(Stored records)
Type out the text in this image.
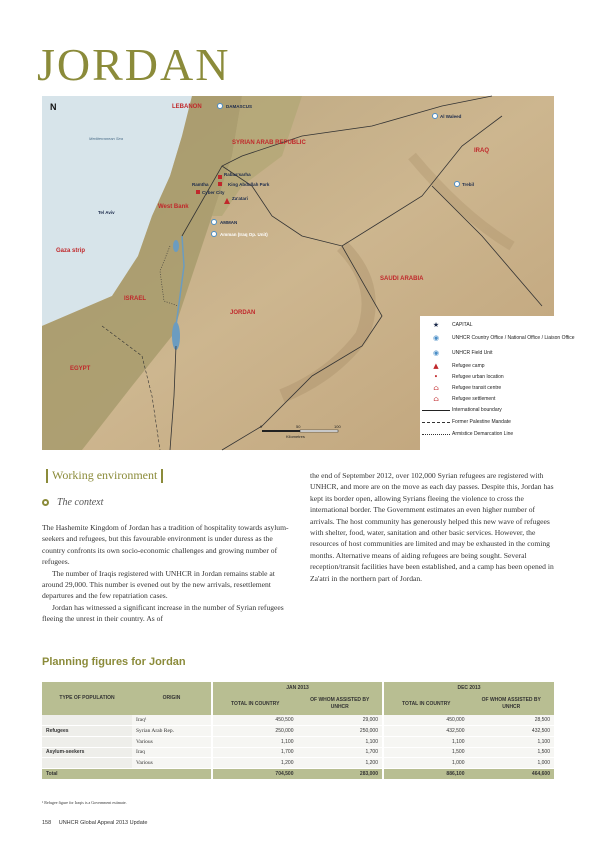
JORDAN
N	LEBANON
SYRIAN ARAB REPUBLIC
IRAQ
West Bank
Gaza strip
ISRAEL
JORDAN
SAUDI ARABIA
EGYPT
Mediterranean Sea
DAMASCUS
Al Waleed
Ramtha
Rabaa'sarha
King Abdullah Park
Cyber City
Za'atari
Trebil
Tel Aviv
AMMAN
Amman (Iraq Op. Unit)
0	50	100
Kilometres
★	CAPITAL
◉	UNHCR Country Office / National Office / Liaison Office
◉	UNHCR Field Unit
▲	Refugee camp
•	Refugee urban location
⌂	Refugee transit centre
⌂	Refugee settlement
International boundary
Former Palestine Mandate
Armistice Demarcation Line
Working environment
The context

The Hashemite Kingdom of Jordan has a tradition of hospitality towards asylum-seekers and refugees, but this favourable environment is under duress as the country confronts its own socio-economic challenges and growing number of refugees.

The number of Iraqis registered with UNHCR in Jordan remains stable at around 29,000. This number is evened out by the new arrivals, resettlement departures and the few repatriation cases.

Jordan has witnessed a significant increase in the number of Syrian refugees fleeing the unrest in their country. As of

the end of September 2012, over 102,000 Syrian refugees are registered with UNHCR, and more are on the move as each day passes. Despite this, Jordan has kept its border open, allowing Syrians fleeing the violence to cross the international border. The Government estimates an even higher number of arrivals. The host community has generously helped this new wave of refugees with shelter, food, water, sanitation and other basic services. However, the resources of host communities are limited and may be exhausted in the coming months. Alternative means of aiding refugees are being sought. Several reception/transit facilities have been established, and a camp has been opened in Za'atri in the northern part of Jordan.

Planning figures for Jordan
TYPE OF POPULATION	ORIGIN	JAN 2013		DEC 2013	
		TOTAL IN COUNTRY	OF WHOM ASSISTED BY UNHCR	TOTAL IN COUNTRY	OF WHOM ASSISTED BY UNHCR
	Iraq¹	450,500	29,000	450,000	28,500
Refugees	Syrian Arab Rep.	250,000	250,000	432,500	432,500
	Various	1,100	1,100	1,100	1,100
Asylum-seekers	Iraq	1,700	1,700	1,500	1,500
	Various	1,200	1,200	1,000	1,000
Total		704,500	283,000	886,100	464,600
¹ Refugee figure for Iraqis is a Government estimate.
158 UNHCR Global Appeal 2013 Update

## DIRECTIVE
Repeat the data above exactly, but not the pictures.

## SOLUTION BELOW
Type out the text in this image.
JORDAN
N	LEBANON
SYRIAN ARAB REPUBLIC
IRAQ
West Bank
Gaza strip
ISRAEL
JORDAN
SAUDI ARABIA
EGYPT
Mediterranean Sea
DAMASCUS
Al Waleed
Ramtha
Rabaa'sarha
King Abdullah Park
Cyber City
Za'atari
Trebil
Tel Aviv
AMMAN
Amman (Iraq Op. Unit)
0	50	100
Kilometres
★	CAPITAL
◉	UNHCR Country Office / National Office / Liaison Office
◉	UNHCR Field Unit
▲	Refugee camp
•	Refugee urban location
⌂	Refugee transit centre
⌂	Refugee settlement
International boundary
Former Palestine Mandate
Armistice Demarcation Line
Working environment
The context

The Hashemite Kingdom of Jordan has a tradition of hospitality towards asylum-seekers and refugees, but this favourable environment is under duress as the country confronts its own socio-economic challenges and growing number of refugees.

The number of Iraqis registered with UNHCR in Jordan remains stable at around 29,000. This number is evened out by the new arrivals, resettlement departures and the few repatriation cases.

Jordan has witnessed a significant increase in the number of Syrian refugees fleeing the unrest in their country. As of

the end of September 2012, over 102,000 Syrian refugees are registered with UNHCR, and more are on the move as each day passes. Despite this, Jordan has kept its border open, allowing Syrians fleeing the violence to cross the international border. The Government estimates an even higher number of arrivals. The host community has generously helped this new wave of refugees with shelter, food, water, sanitation and other basic services. However, the resources of host communities are limited and may be exhausted in the coming months. Alternative means of aiding refugees are being sought. Several reception/transit facilities have been established, and a camp has been opened in Za'atri in the northern part of Jordan.

Planning figures for Jordan
TYPE OF POPULATION	ORIGIN	JAN 2013		DEC 2013	
		TOTAL IN COUNTRY	OF WHOM ASSISTED BY UNHCR	TOTAL IN COUNTRY	OF WHOM ASSISTED BY UNHCR
	Iraq¹	450,500	29,000	450,000	28,500
Refugees	Syrian Arab Rep.	250,000	250,000	432,500	432,500
	Various	1,100	1,100	1,100	1,100
Asylum-seekers	Iraq	1,700	1,700	1,500	1,500
	Various	1,200	1,200	1,000	1,000
Total		704,500	283,000	886,100	464,600
¹ Refugee figure for Iraqis is a Government estimate.
158 UNHCR Global Appeal 2013 Update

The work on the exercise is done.